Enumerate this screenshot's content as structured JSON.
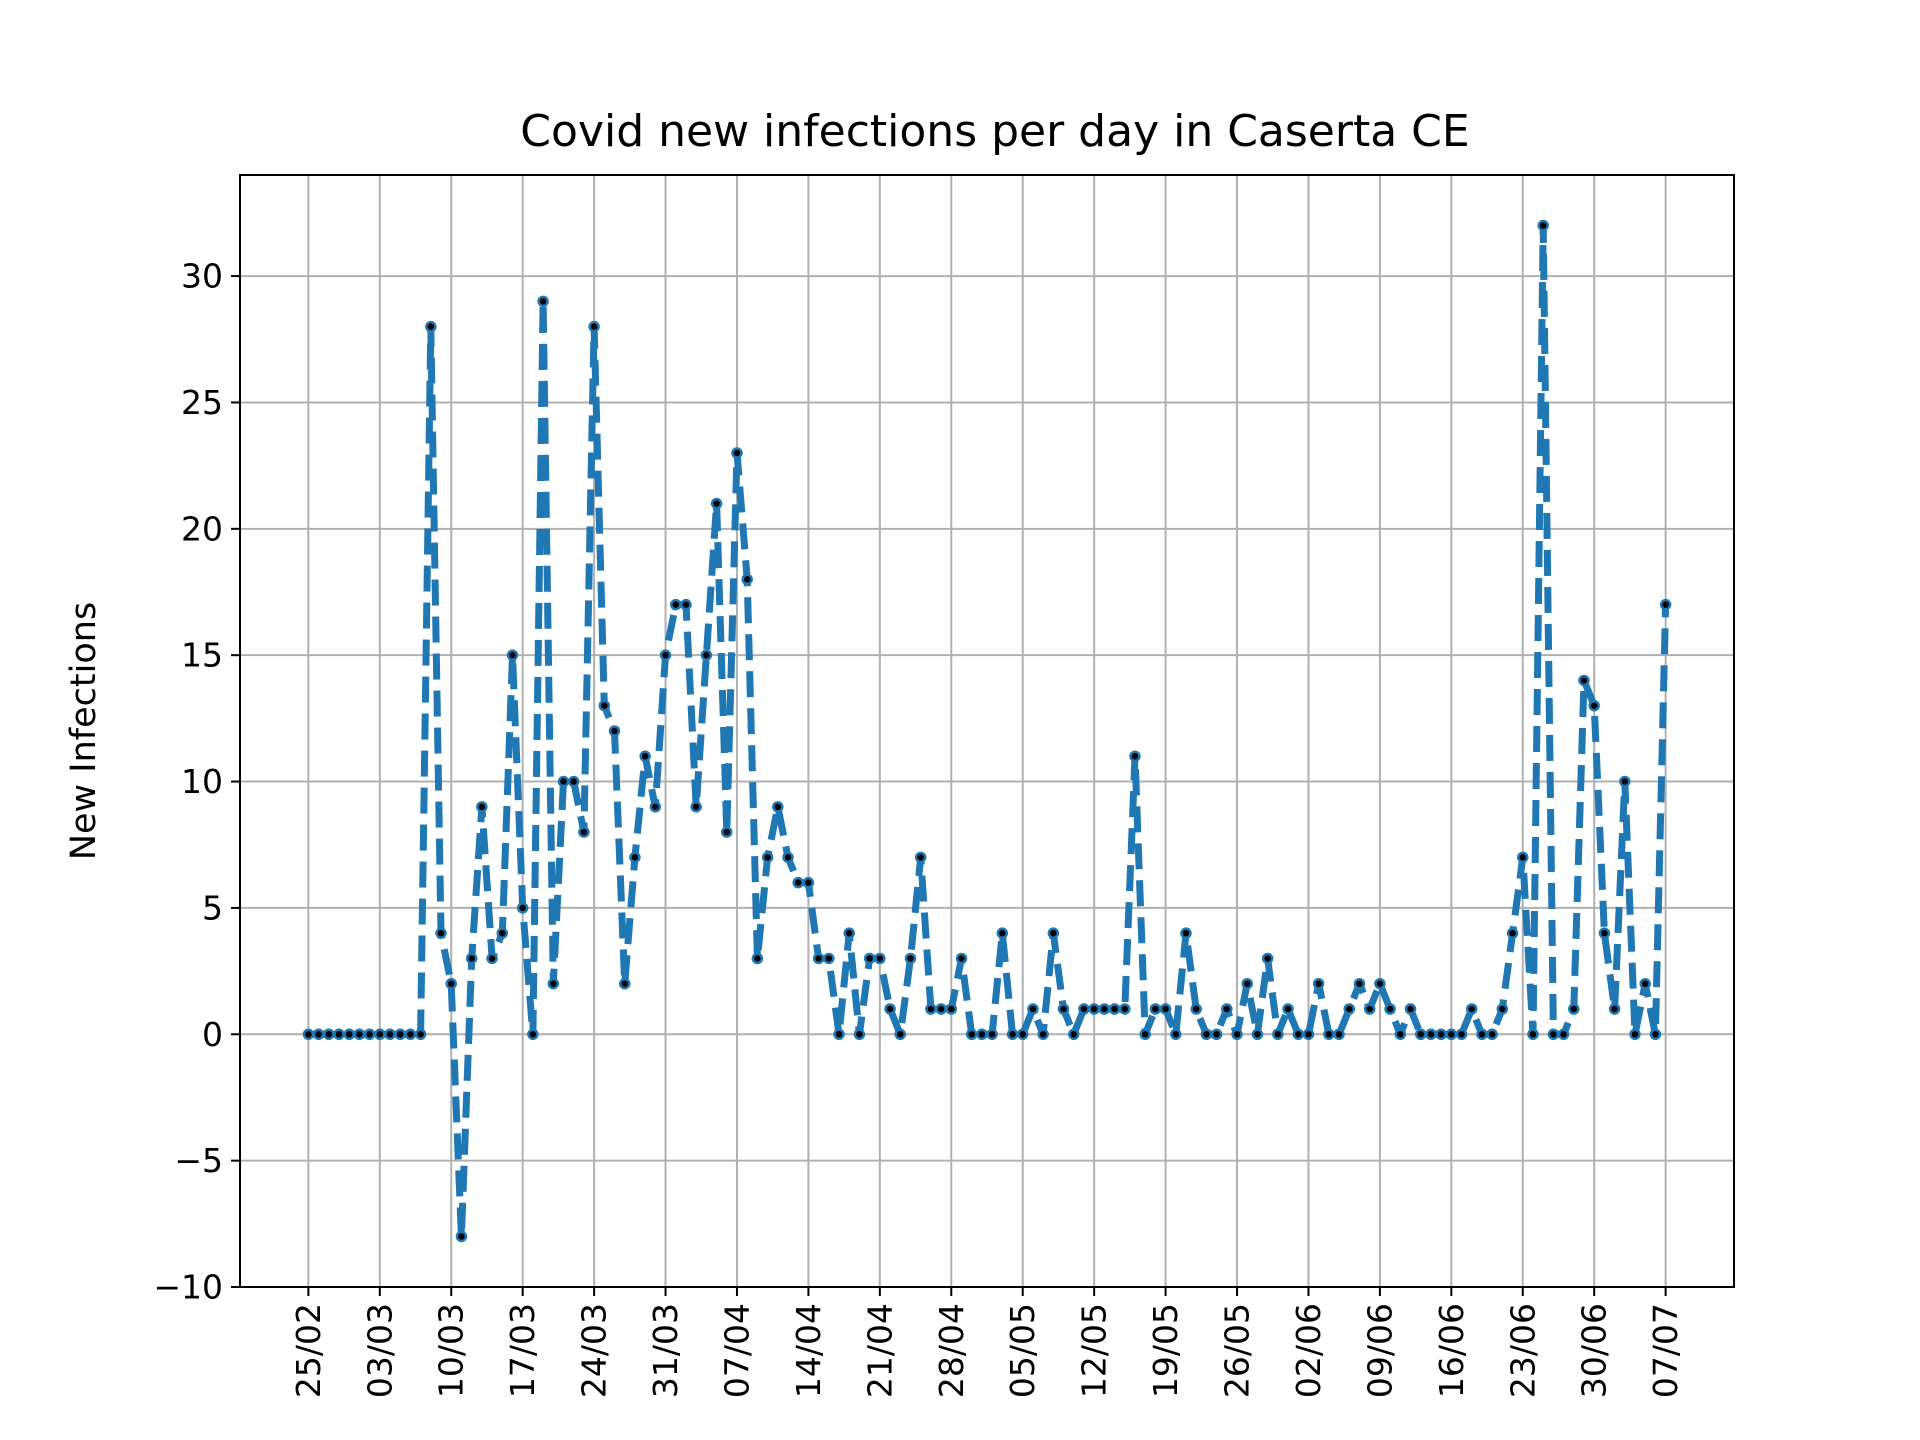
{
  "chart_data": {
    "type": "line",
    "title": "Covid new infections per day in Caserta CE",
    "xlabel": "",
    "ylabel": "New Infections",
    "x_start": "25/02",
    "x_ticks": [
      {
        "label": "25/02",
        "day": 0
      },
      {
        "label": "03/03",
        "day": 7
      },
      {
        "label": "10/03",
        "day": 14
      },
      {
        "label": "17/03",
        "day": 21
      },
      {
        "label": "24/03",
        "day": 28
      },
      {
        "label": "31/03",
        "day": 35
      },
      {
        "label": "07/04",
        "day": 42
      },
      {
        "label": "14/04",
        "day": 49
      },
      {
        "label": "21/04",
        "day": 56
      },
      {
        "label": "28/04",
        "day": 63
      },
      {
        "label": "05/05",
        "day": 70
      },
      {
        "label": "12/05",
        "day": 77
      },
      {
        "label": "19/05",
        "day": 84
      },
      {
        "label": "26/05",
        "day": 91
      },
      {
        "label": "02/06",
        "day": 98
      },
      {
        "label": "09/06",
        "day": 105
      },
      {
        "label": "16/06",
        "day": 112
      },
      {
        "label": "23/06",
        "day": 119
      },
      {
        "label": "30/06",
        "day": 126
      },
      {
        "label": "07/07",
        "day": 133
      }
    ],
    "y_ticks": [
      -10,
      -5,
      0,
      5,
      10,
      15,
      20,
      25,
      30
    ],
    "y_tick_labels": [
      "−10",
      "−5",
      "0",
      "5",
      "10",
      "15",
      "20",
      "25",
      "30"
    ],
    "xlim": [
      -6.7,
      139.7
    ],
    "ylim": [
      -10,
      34
    ],
    "grid": true,
    "legend": "none",
    "series": [
      {
        "color": "#1f77b4",
        "marker_color": "#000000",
        "line_style": "dashed",
        "values": [
          0,
          0,
          0,
          0,
          0,
          0,
          0,
          0,
          0,
          0,
          0,
          0,
          28,
          4,
          2,
          -8,
          3,
          9,
          3,
          4,
          15,
          5,
          0,
          29,
          2,
          10,
          10,
          8,
          28,
          13,
          12,
          2,
          7,
          11,
          9,
          15,
          17,
          17,
          9,
          15,
          21,
          8,
          23,
          18,
          3,
          7,
          9,
          7,
          6,
          6,
          3,
          3,
          0,
          4,
          0,
          3,
          3,
          1,
          0,
          3,
          7,
          1,
          1,
          1,
          3,
          0,
          0,
          0,
          4,
          0,
          0,
          1,
          0,
          4,
          1,
          0,
          1,
          1,
          1,
          1,
          1,
          11,
          0,
          1,
          1,
          0,
          4,
          1,
          0,
          0,
          1,
          0,
          2,
          0,
          3,
          0,
          1,
          0,
          0,
          2,
          0,
          0,
          1,
          2,
          1,
          2,
          1,
          0,
          1,
          0,
          0,
          0,
          0,
          0,
          1,
          0,
          0,
          1,
          4,
          7,
          0,
          32,
          0,
          0,
          1,
          14,
          13,
          4,
          1,
          10,
          0,
          2,
          0,
          17
        ]
      }
    ]
  }
}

Exercise: Working from the lines above, reproduce the material exactly and exclude its pictures.

Task answer:
Enumerate this screenshot's content as structured JSON.
{
  "chart_data": {
    "type": "line",
    "title": "Covid new infections per day in Caserta CE",
    "xlabel": "",
    "ylabel": "New Infections",
    "x_start": "25/02",
    "x_ticks": [
      {
        "label": "25/02",
        "day": 0
      },
      {
        "label": "03/03",
        "day": 7
      },
      {
        "label": "10/03",
        "day": 14
      },
      {
        "label": "17/03",
        "day": 21
      },
      {
        "label": "24/03",
        "day": 28
      },
      {
        "label": "31/03",
        "day": 35
      },
      {
        "label": "07/04",
        "day": 42
      },
      {
        "label": "14/04",
        "day": 49
      },
      {
        "label": "21/04",
        "day": 56
      },
      {
        "label": "28/04",
        "day": 63
      },
      {
        "label": "05/05",
        "day": 70
      },
      {
        "label": "12/05",
        "day": 77
      },
      {
        "label": "19/05",
        "day": 84
      },
      {
        "label": "26/05",
        "day": 91
      },
      {
        "label": "02/06",
        "day": 98
      },
      {
        "label": "09/06",
        "day": 105
      },
      {
        "label": "16/06",
        "day": 112
      },
      {
        "label": "23/06",
        "day": 119
      },
      {
        "label": "30/06",
        "day": 126
      },
      {
        "label": "07/07",
        "day": 133
      }
    ],
    "y_ticks": [
      -10,
      -5,
      0,
      5,
      10,
      15,
      20,
      25,
      30
    ],
    "y_tick_labels": [
      "−10",
      "−5",
      "0",
      "5",
      "10",
      "15",
      "20",
      "25",
      "30"
    ],
    "xlim": [
      -6.7,
      139.7
    ],
    "ylim": [
      -10,
      34
    ],
    "grid": true,
    "legend": "none",
    "series": [
      {
        "color": "#1f77b4",
        "marker_color": "#000000",
        "line_style": "dashed",
        "values": [
          0,
          0,
          0,
          0,
          0,
          0,
          0,
          0,
          0,
          0,
          0,
          0,
          28,
          4,
          2,
          -8,
          3,
          9,
          3,
          4,
          15,
          5,
          0,
          29,
          2,
          10,
          10,
          8,
          28,
          13,
          12,
          2,
          7,
          11,
          9,
          15,
          17,
          17,
          9,
          15,
          21,
          8,
          23,
          18,
          3,
          7,
          9,
          7,
          6,
          6,
          3,
          3,
          0,
          4,
          0,
          3,
          3,
          1,
          0,
          3,
          7,
          1,
          1,
          1,
          3,
          0,
          0,
          0,
          4,
          0,
          0,
          1,
          0,
          4,
          1,
          0,
          1,
          1,
          1,
          1,
          1,
          11,
          0,
          1,
          1,
          0,
          4,
          1,
          0,
          0,
          1,
          0,
          2,
          0,
          3,
          0,
          1,
          0,
          0,
          2,
          0,
          0,
          1,
          2,
          1,
          2,
          1,
          0,
          1,
          0,
          0,
          0,
          0,
          0,
          1,
          0,
          0,
          1,
          4,
          7,
          0,
          32,
          0,
          0,
          1,
          14,
          13,
          4,
          1,
          10,
          0,
          2,
          0,
          17
        ]
      }
    ]
  }
}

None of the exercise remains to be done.